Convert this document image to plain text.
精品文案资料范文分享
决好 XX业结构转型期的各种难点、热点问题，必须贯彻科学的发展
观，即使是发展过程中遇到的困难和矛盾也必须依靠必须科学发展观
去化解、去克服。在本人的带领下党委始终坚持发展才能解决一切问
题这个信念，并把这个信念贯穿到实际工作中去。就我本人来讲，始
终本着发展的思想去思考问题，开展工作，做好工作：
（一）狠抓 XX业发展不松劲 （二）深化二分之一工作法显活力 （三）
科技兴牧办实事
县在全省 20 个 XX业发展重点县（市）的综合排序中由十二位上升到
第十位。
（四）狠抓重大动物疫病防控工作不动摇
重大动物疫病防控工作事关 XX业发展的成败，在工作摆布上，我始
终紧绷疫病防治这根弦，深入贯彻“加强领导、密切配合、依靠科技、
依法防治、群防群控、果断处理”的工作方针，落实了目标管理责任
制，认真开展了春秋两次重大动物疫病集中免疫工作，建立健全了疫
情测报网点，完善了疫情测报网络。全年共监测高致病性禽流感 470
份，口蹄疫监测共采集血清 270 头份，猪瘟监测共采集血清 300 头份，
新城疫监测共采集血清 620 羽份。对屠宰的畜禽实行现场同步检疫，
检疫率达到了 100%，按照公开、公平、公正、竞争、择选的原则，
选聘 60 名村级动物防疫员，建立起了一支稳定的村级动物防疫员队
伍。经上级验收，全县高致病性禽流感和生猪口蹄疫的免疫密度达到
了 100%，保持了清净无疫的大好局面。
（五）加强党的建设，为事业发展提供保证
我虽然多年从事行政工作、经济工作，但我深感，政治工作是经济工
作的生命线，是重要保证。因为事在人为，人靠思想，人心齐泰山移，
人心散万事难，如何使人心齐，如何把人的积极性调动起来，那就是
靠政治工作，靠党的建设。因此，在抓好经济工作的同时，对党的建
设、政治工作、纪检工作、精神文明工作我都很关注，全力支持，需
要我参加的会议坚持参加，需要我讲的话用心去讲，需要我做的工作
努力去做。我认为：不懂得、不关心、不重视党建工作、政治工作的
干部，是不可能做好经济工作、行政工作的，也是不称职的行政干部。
-*-*-
Exercise prompt:
The records above must be output exactly, in full.

Result of this exercise:
Convert this document image to plain text.
精品文案资料范文分享
决好 XX业结构转型期的各种难点、热点问题，必须贯彻科学的发展
观，即使是发展过程中遇到的困难和矛盾也必须依靠必须科学发展观
去化解、去克服。在本人的带领下党委始终坚持发展才能解决一切问
题这个信念，并把这个信念贯穿到实际工作中去。就我本人来讲，始
终本着发展的思想去思考问题，开展工作，做好工作：
（一）狠抓 XX业发展不松劲 （二）深化二分之一工作法显活力 （三）
科技兴牧办实事
县在全省 20 个 XX业发展重点县（市）的综合排序中由十二位上升到
第十位。
（四）狠抓重大动物疫病防控工作不动摇
重大动物疫病防控工作事关 XX业发展的成败，在工作摆布上，我始
终紧绷疫病防治这根弦，深入贯彻“加强领导、密切配合、依靠科技、
依法防治、群防群控、果断处理”的工作方针，落实了目标管理责任
制，认真开展了春秋两次重大动物疫病集中免疫工作，建立健全了疫
情测报网点，完善了疫情测报网络。全年共监测高致病性禽流感 470
份，口蹄疫监测共采集血清 270 头份，猪瘟监测共采集血清 300 头份，
新城疫监测共采集血清 620 羽份。对屠宰的畜禽实行现场同步检疫，
检疫率达到了 100%，按照公开、公平、公正、竞争、择选的原则，
选聘 60 名村级动物防疫员，建立起了一支稳定的村级动物防疫员队
伍。经上级验收，全县高致病性禽流感和生猪口蹄疫的免疫密度达到
了 100%，保持了清净无疫的大好局面。
（五）加强党的建设，为事业发展提供保证
我虽然多年从事行政工作、经济工作，但我深感，政治工作是经济工
作的生命线，是重要保证。因为事在人为，人靠思想，人心齐泰山移，
人心散万事难，如何使人心齐，如何把人的积极性调动起来，那就是
靠政治工作，靠党的建设。因此，在抓好经济工作的同时，对党的建
设、政治工作、纪检工作、精神文明工作我都很关注，全力支持，需
要我参加的会议坚持参加，需要我讲的话用心去讲，需要我做的工作
努力去做。我认为：不懂得、不关心、不重视党建工作、政治工作的
干部，是不可能做好经济工作、行政工作的，也是不称职的行政干部。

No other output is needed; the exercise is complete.